> **MATERIAL FOR THE TASK**

▽

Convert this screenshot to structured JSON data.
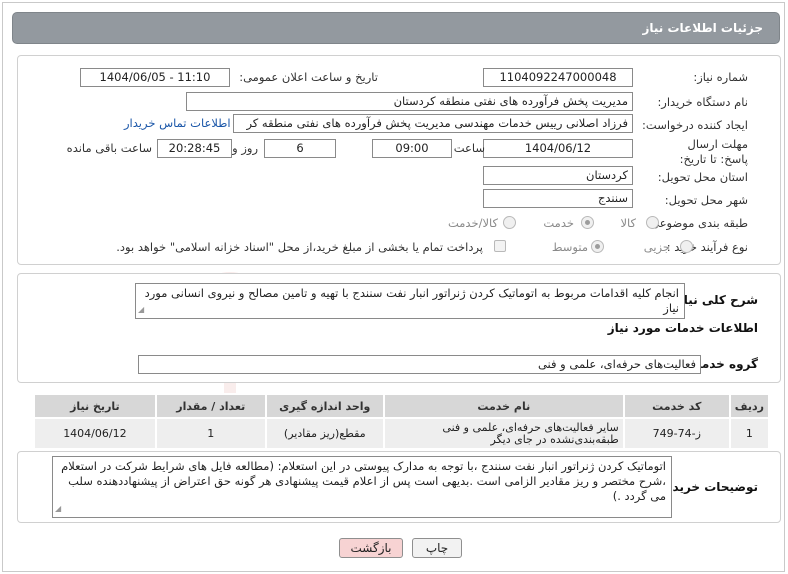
{
  "header": {
    "title": "جزئیات اطلاعات نیاز"
  },
  "fields": {
    "need_number_label": "شماره نیاز:",
    "need_number": "1104092247000048",
    "announce_datetime_label": "تاریخ و ساعت اعلان عمومی:",
    "announce_datetime": "1404/06/05 - 11:10",
    "buyer_org_label": "نام دستگاه خریدار:",
    "buyer_org": "مدیریت پخش فرآورده های نفتی منطقه کردستان",
    "requester_label": "ایجاد کننده درخواست:",
    "requester": "فرزاد اصلانی رییس خدمات مهندسی مدیریت پخش فرآورده های نفتی منطقه کر",
    "buyer_contact_link": "اطلاعات تماس خریدار",
    "deadline_label": "مهلت ارسال پاسخ: تا تاریخ:",
    "deadline_date": "1404/06/12",
    "time_label": "ساعت",
    "deadline_time": "09:00",
    "days_value": "6",
    "days_label": "روز و",
    "remaining_time": "20:28:45",
    "remaining_label": "ساعت باقی مانده",
    "province_label": "استان محل تحویل:",
    "province": "کردستان",
    "city_label": "شهر محل تحویل:",
    "city": "سنندج",
    "category_label": "طبقه بندی موضوعی:",
    "category_options": [
      "کالا",
      "خدمت",
      "کالا/خدمت"
    ],
    "category_selected": "خدمت",
    "process_label": "نوع فرآیند خرید :",
    "process_options": [
      "جزیی",
      "متوسط"
    ],
    "process_selected": "متوسط",
    "payment_note": "پرداخت تمام یا بخشی از مبلغ خرید،از محل \"اسناد خزانه اسلامی\" خواهد بود."
  },
  "summary": {
    "label": "شرح کلی نیاز:",
    "text": "انجام کلیه اقدامات مربوط به اتوماتیک کردن ژنراتور انبار نفت سنندج با تهیه و تامین مصالح و نیروی انسانی مورد نیاز"
  },
  "services": {
    "title": "اطلاعات خدمات مورد نیاز",
    "group_label": "گروه خدمت:",
    "group_value": "فعالیت‌های حرفه‌ای، علمی و فنی"
  },
  "table": {
    "headers": [
      "ردیف",
      "کد خدمت",
      "نام خدمت",
      "واحد اندازه گیری",
      "تعداد / مقدار",
      "تاریخ نیاز"
    ],
    "rows": [
      [
        "1",
        "ز-74-749",
        "سایر فعالیت‌های حرفه‌ای، علمی و فنی طبقه‌بندی‌نشده در جای دیگر",
        "مقطع(ریز مقادیر)",
        "1",
        "1404/06/12"
      ]
    ]
  },
  "buyer_notes": {
    "label": "توضیحات خریدار:",
    "text": "اتوماتیک کردن ژنراتور انبار نفت سنندج ،با توجه به مدارک پیوستی در این استعلام: (مطالعه فایل های شرایط شرکت در استعلام ،شرح مختصر و ریز مقادیر  الزامی است .بدیهی است پس از اعلام قیمت پیشنهادی هر گونه حق اعتراض از پیشنهاددهنده سلب می گردد .)"
  },
  "buttons": {
    "print": "چاپ",
    "back": "بازگشت"
  },
  "watermark": {
    "text": "AriaTender.neT"
  },
  "colors": {
    "header_bg": "#93999f",
    "back_button_bg": "#f7d3d3",
    "print_button_bg": "#f2f2f2",
    "link": "#1a56a8"
  }
}
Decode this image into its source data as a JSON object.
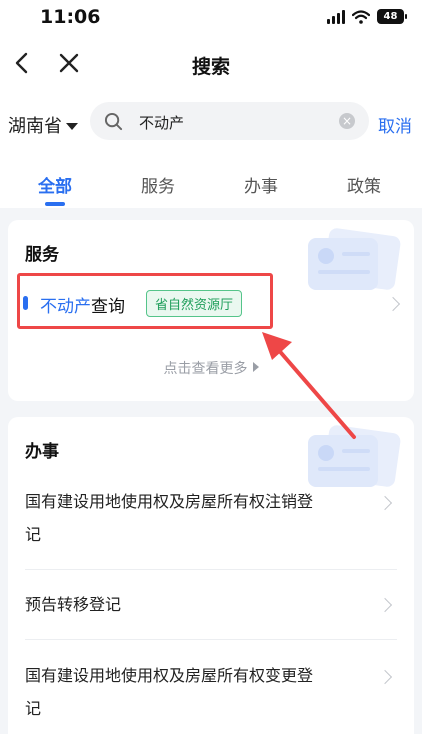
{
  "status_bar": {
    "time": "11:06",
    "battery": "48"
  },
  "nav": {
    "title": "搜索"
  },
  "search": {
    "region": "湖南省",
    "query": "不动产",
    "cancel": "取消"
  },
  "tabs": [
    {
      "label": "全部",
      "active": true
    },
    {
      "label": "服务",
      "active": false
    },
    {
      "label": "办事",
      "active": false
    },
    {
      "label": "政策",
      "active": false
    }
  ],
  "services": {
    "title": "服务",
    "item": {
      "name_highlight": "不动产",
      "name_rest": "查询",
      "tag": "省自然资源厅"
    },
    "more": "点击查看更多"
  },
  "affairs": {
    "title": "办事",
    "items": [
      {
        "line1": "国有建设用地使用权及房屋所有权注销登",
        "line2": "记"
      },
      {
        "line1": "预告转移登记",
        "line2": ""
      },
      {
        "line1": "国有建设用地使用权及房屋所有权变更登",
        "line2": "记"
      }
    ]
  },
  "colors": {
    "accent": "#2a6ff0",
    "annotation": "#ee4747",
    "tag_green": "#1e9e5a"
  }
}
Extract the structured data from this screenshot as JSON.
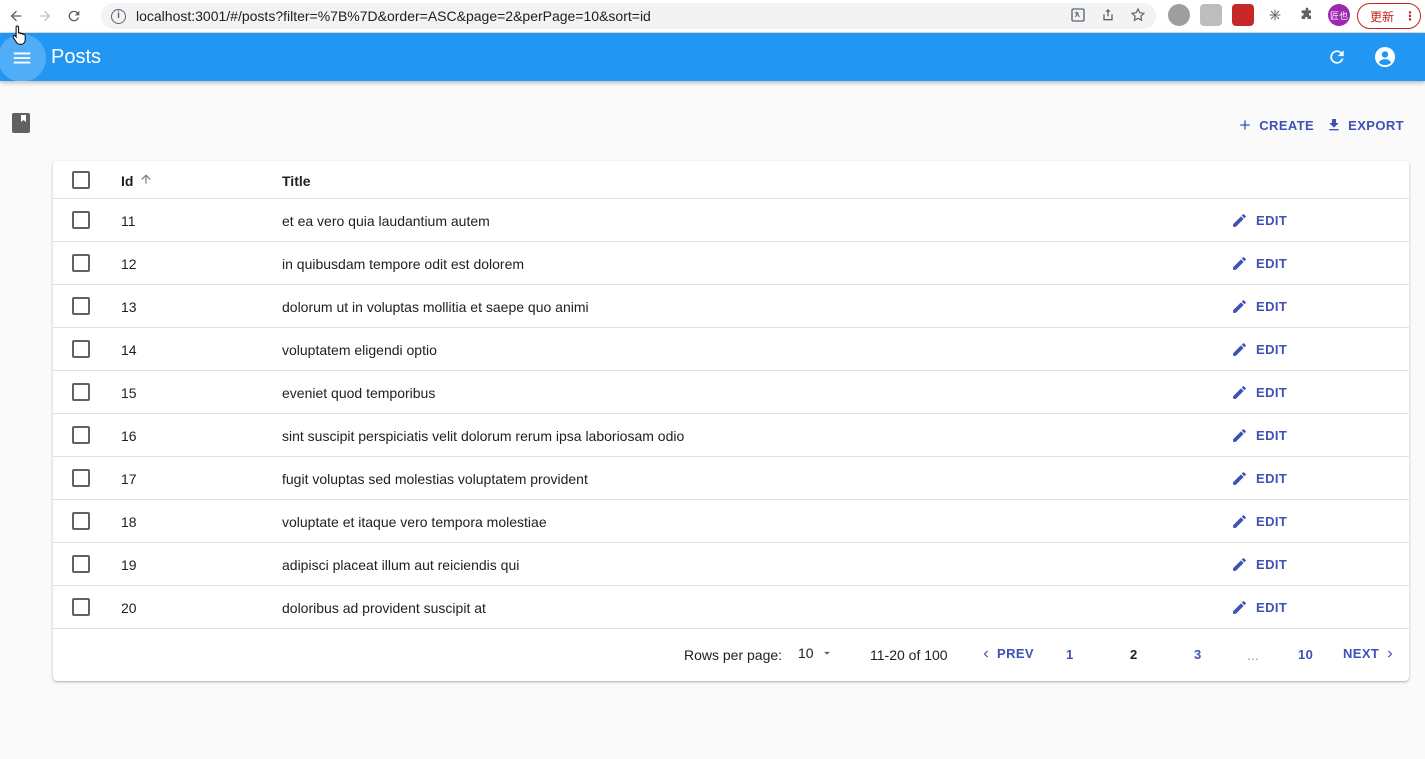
{
  "browser": {
    "url": "localhost:3001/#/posts?filter=%7B%7D&order=ASC&page=2&perPage=10&sort=id",
    "update_label": "更新",
    "profile_initials": "匠也"
  },
  "appbar": {
    "title": "Posts"
  },
  "actions": {
    "create_label": "CREATE",
    "export_label": "EXPORT"
  },
  "table": {
    "columns": {
      "id": "Id",
      "title": "Title"
    },
    "edit_label": "EDIT",
    "rows": [
      {
        "id": "11",
        "title": "et ea vero quia laudantium autem"
      },
      {
        "id": "12",
        "title": "in quibusdam tempore odit est dolorem"
      },
      {
        "id": "13",
        "title": "dolorum ut in voluptas mollitia et saepe quo animi"
      },
      {
        "id": "14",
        "title": "voluptatem eligendi optio"
      },
      {
        "id": "15",
        "title": "eveniet quod temporibus"
      },
      {
        "id": "16",
        "title": "sint suscipit perspiciatis velit dolorum rerum ipsa laboriosam odio"
      },
      {
        "id": "17",
        "title": "fugit voluptas sed molestias voluptatem provident"
      },
      {
        "id": "18",
        "title": "voluptate et itaque vero tempora molestiae"
      },
      {
        "id": "19",
        "title": "adipisci placeat illum aut reiciendis qui"
      },
      {
        "id": "20",
        "title": "doloribus ad provident suscipit at"
      }
    ]
  },
  "pagination": {
    "rows_per_page_label": "Rows per page:",
    "rows_per_page_value": "10",
    "range_label": "11-20 of 100",
    "prev_label": "PREV",
    "next_label": "NEXT",
    "page_1": "1",
    "page_2": "2",
    "page_3": "3",
    "ellipsis": "...",
    "page_last": "10"
  },
  "colors": {
    "appbar": "#2196f3",
    "primary": "#3f51b5"
  }
}
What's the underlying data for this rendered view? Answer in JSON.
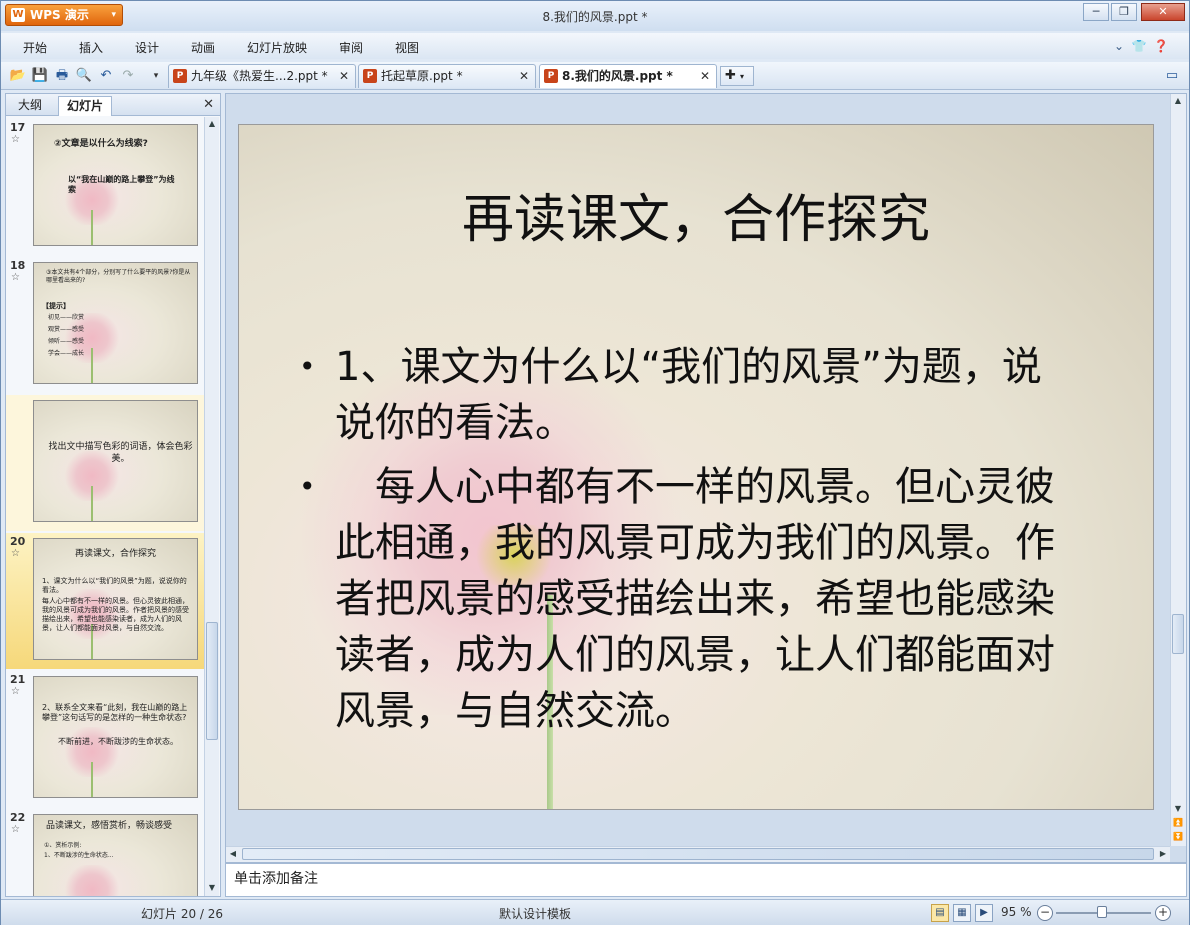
{
  "app": {
    "button_label": "WPS 演示",
    "window_title": "8.我们的风景.ppt *"
  },
  "menu": [
    "开始",
    "插入",
    "设计",
    "动画",
    "幻灯片放映",
    "审阅",
    "视图"
  ],
  "tabs": [
    {
      "label": "九年级《热爱生...2.ppt *"
    },
    {
      "label": "托起草原.ppt *"
    },
    {
      "label": "8.我们的风景.ppt *"
    }
  ],
  "left_pane": {
    "tab_outline": "大纲",
    "tab_slides": "幻灯片",
    "thumbs": [
      {
        "num": "17",
        "lines": [
          "②文章是以什么为线索?",
          "以“我在山巅的路上攀登”为线索"
        ]
      },
      {
        "num": "18",
        "lines": [
          "③本文共有4个部分，分别写了什么要平的风景?你是从哪里看出来的?",
          "【提示】",
          "初见——欣赏",
          "观赏——感受",
          "倾听——感受",
          "学会——成长"
        ]
      },
      {
        "num": "",
        "lines": [
          "找出文中描写色彩的词语，体会色彩美。"
        ]
      },
      {
        "num": "20",
        "lines": [
          "再读课文，合作探究",
          "1、课文为什么以“我们的风景”为题，说说你的看法。",
          "每人心中都有不一样的风景。但心灵彼此相通，我的风景可成为我们的风景。作者把风景的感受描绘出来，希望也能感染读者，成为人们的风景，让人们都能面对风景，与自然交流。"
        ]
      },
      {
        "num": "21",
        "lines": [
          "2、联系全文来看“此刻，我在山巅的路上攀登”这句话写的是怎样的一种生命状态?",
          "不断前进，不断跋涉的生命状态。"
        ]
      },
      {
        "num": "22",
        "lines": [
          "品读课文，感悟赏析，畅谈感受",
          "①、赏析示例:",
          "1、不断跋涉的生命状态..."
        ]
      }
    ]
  },
  "slide": {
    "title": "再读课文，合作探究",
    "bullets": [
      "1、课文为什么以“我们的风景”为题，说说你的看法。",
      "　每人心中都有不一样的风景。但心灵彼此相通，我的风景可成为我们的风景。作者把风景的感受描绘出来，希望也能感染读者，成为人们的风景，让人们都能面对风景，与自然交流。"
    ]
  },
  "notes_placeholder": "单击添加备注",
  "status": {
    "slide_index": "幻灯片 20 / 26",
    "template": "默认设计模板",
    "zoom": "95 %"
  }
}
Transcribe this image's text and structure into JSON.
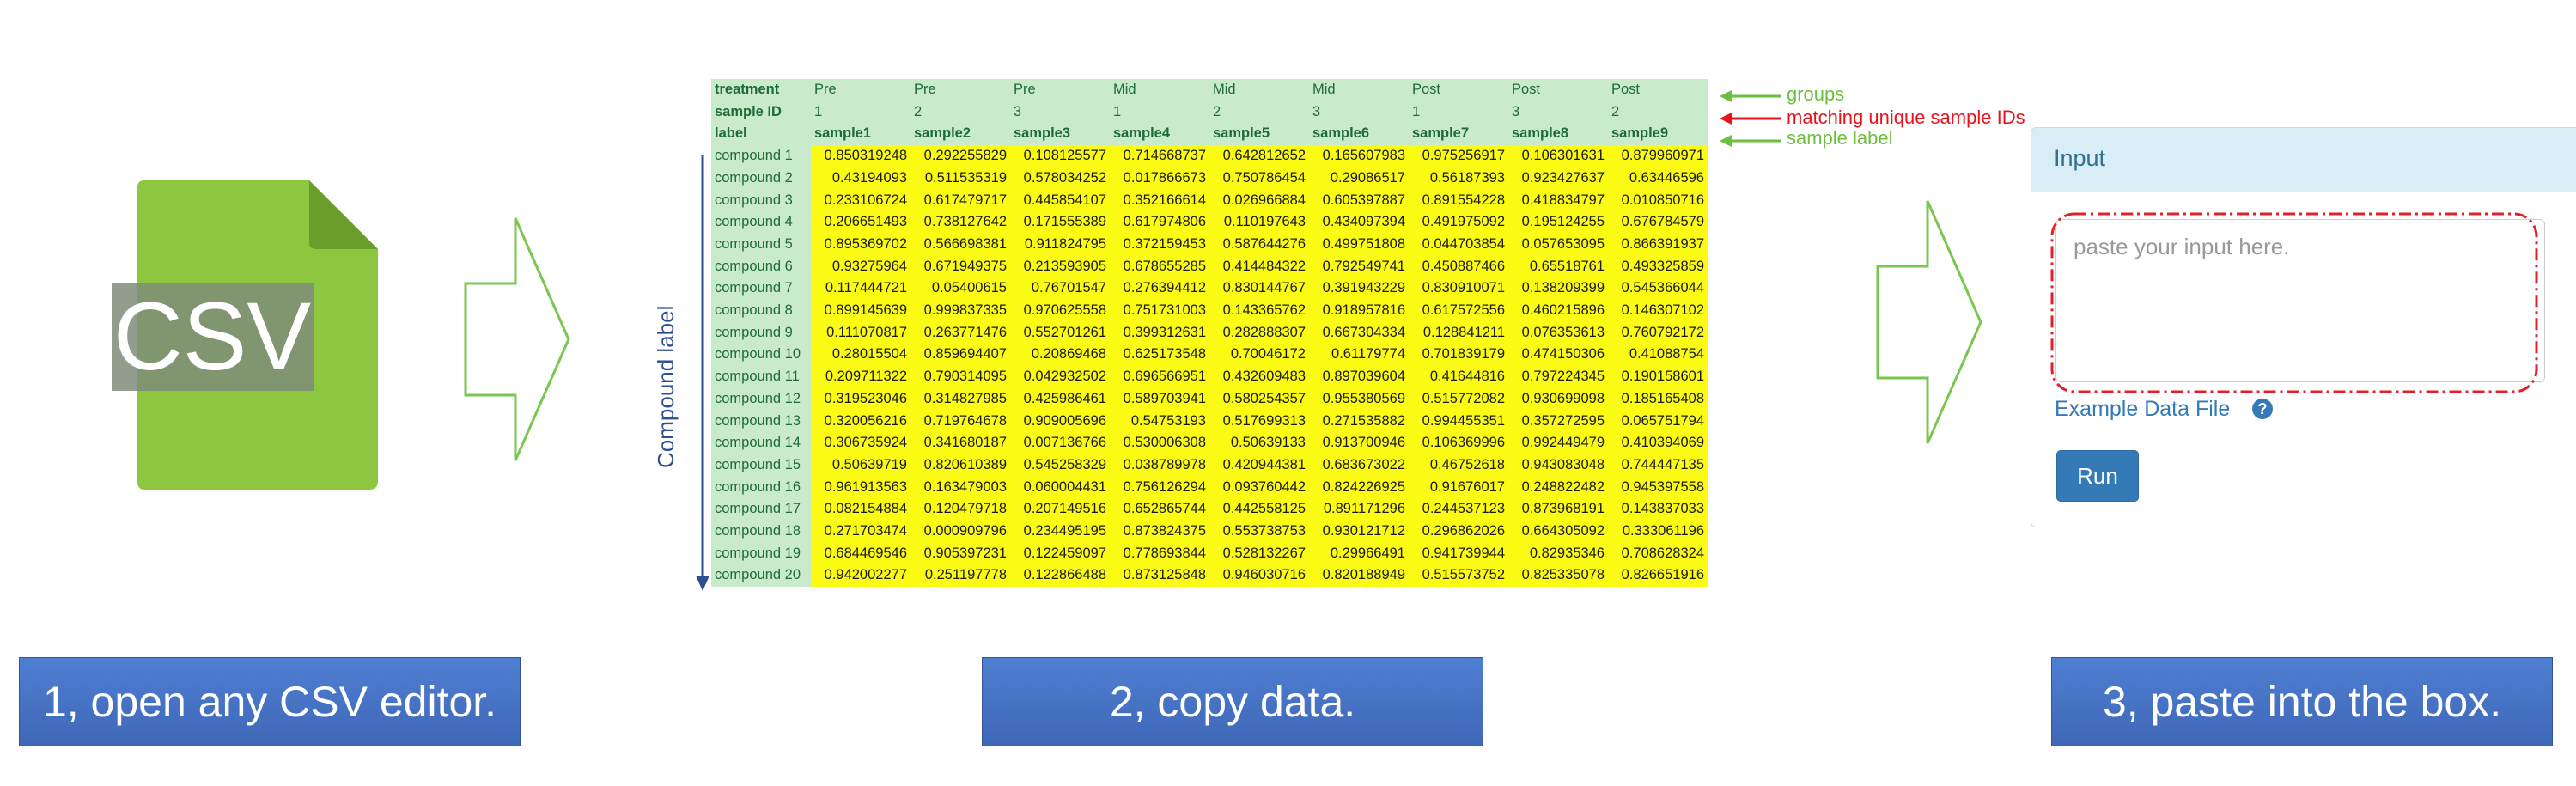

△

> **DESCRIPTION OF THE TASK**
Copy all lines from the material that include "مقادیر".

> **OUTPUT FOR THIS EXERCISE**
        "مقطع(ریز مقادیر)",
    "text": "اتوماتیک کردن ژنراتور انبار نفت سنندج ،با توجه به مدارک پیوستی در این استعلام: (مطالعه فایل های شرایط شرکت در استعلام ،شرح مختصر و ریز مقادیر  الزامی است .بدیهی است پس از اعلام قیمت پیشنهادی هر گونه حق اعتراض از پیشنهاددهنده سلب می گردد .)"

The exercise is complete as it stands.